(Element and coordinate entries)
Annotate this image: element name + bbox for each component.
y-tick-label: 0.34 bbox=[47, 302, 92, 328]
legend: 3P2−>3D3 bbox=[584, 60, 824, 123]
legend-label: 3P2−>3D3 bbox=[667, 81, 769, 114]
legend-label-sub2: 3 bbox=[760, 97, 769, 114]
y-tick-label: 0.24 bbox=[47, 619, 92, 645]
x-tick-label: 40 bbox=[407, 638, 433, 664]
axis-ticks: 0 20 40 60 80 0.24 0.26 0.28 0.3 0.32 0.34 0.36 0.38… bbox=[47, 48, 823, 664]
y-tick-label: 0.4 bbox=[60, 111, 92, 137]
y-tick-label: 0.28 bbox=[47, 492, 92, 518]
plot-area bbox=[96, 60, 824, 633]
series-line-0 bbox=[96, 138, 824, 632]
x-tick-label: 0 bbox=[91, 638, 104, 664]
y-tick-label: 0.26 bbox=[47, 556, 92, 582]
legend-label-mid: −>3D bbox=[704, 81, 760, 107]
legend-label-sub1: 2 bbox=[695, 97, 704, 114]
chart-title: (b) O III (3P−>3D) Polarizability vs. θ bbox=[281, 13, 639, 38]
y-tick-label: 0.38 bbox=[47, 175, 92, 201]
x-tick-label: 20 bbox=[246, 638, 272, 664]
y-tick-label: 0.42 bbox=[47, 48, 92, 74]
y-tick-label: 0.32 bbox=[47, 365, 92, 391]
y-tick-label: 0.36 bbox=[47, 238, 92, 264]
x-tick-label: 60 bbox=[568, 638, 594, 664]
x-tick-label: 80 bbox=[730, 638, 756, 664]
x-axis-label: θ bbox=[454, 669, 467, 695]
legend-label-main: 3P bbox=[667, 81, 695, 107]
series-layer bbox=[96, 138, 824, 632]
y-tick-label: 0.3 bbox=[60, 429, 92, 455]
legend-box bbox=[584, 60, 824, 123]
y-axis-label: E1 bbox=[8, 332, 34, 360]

## OBJECTIVE:
Rewrite all of the entries above, putting "vertical-tick-label" wherever "y-tick-label" appears and leaving everything else unchanged.

## RESULT OF THIS TASK:
Annotate this image: element name + bbox for each component.
vertical-tick-label: 0.34 bbox=[47, 302, 92, 328]
legend: 3P2−>3D3 bbox=[584, 60, 824, 123]
legend-label: 3P2−>3D3 bbox=[667, 81, 769, 114]
legend-label-sub2: 3 bbox=[760, 97, 769, 114]
vertical-tick-label: 0.24 bbox=[47, 619, 92, 645]
x-tick-label: 40 bbox=[407, 638, 433, 664]
axis-ticks: 0 20 40 60 80 0.24 0.26 0.28 0.3 0.32 0.34 0.36 0.38… bbox=[47, 48, 823, 664]
vertical-tick-label: 0.4 bbox=[60, 111, 92, 137]
vertical-tick-label: 0.28 bbox=[47, 492, 92, 518]
plot-area bbox=[96, 60, 824, 633]
series-line-0 bbox=[96, 138, 824, 632]
x-tick-label: 0 bbox=[91, 638, 104, 664]
vertical-tick-label: 0.26 bbox=[47, 556, 92, 582]
legend-label-mid: −>3D bbox=[704, 81, 760, 107]
legend-label-sub1: 2 bbox=[695, 97, 704, 114]
chart-title: (b) O III (3P−>3D) Polarizability vs. θ bbox=[281, 13, 639, 38]
vertical-tick-label: 0.38 bbox=[47, 175, 92, 201]
x-tick-label: 20 bbox=[246, 638, 272, 664]
vertical-tick-label: 0.42 bbox=[47, 48, 92, 74]
vertical-tick-label: 0.32 bbox=[47, 365, 92, 391]
vertical-tick-label: 0.36 bbox=[47, 238, 92, 264]
x-tick-label: 60 bbox=[568, 638, 594, 664]
x-tick-label: 80 bbox=[730, 638, 756, 664]
x-axis-label: θ bbox=[454, 669, 467, 695]
legend-label-main: 3P bbox=[667, 81, 695, 107]
series-layer bbox=[96, 138, 824, 632]
vertical-tick-label: 0.3 bbox=[60, 429, 92, 455]
legend-box bbox=[584, 60, 824, 123]
y-axis-label: E1 bbox=[8, 332, 34, 360]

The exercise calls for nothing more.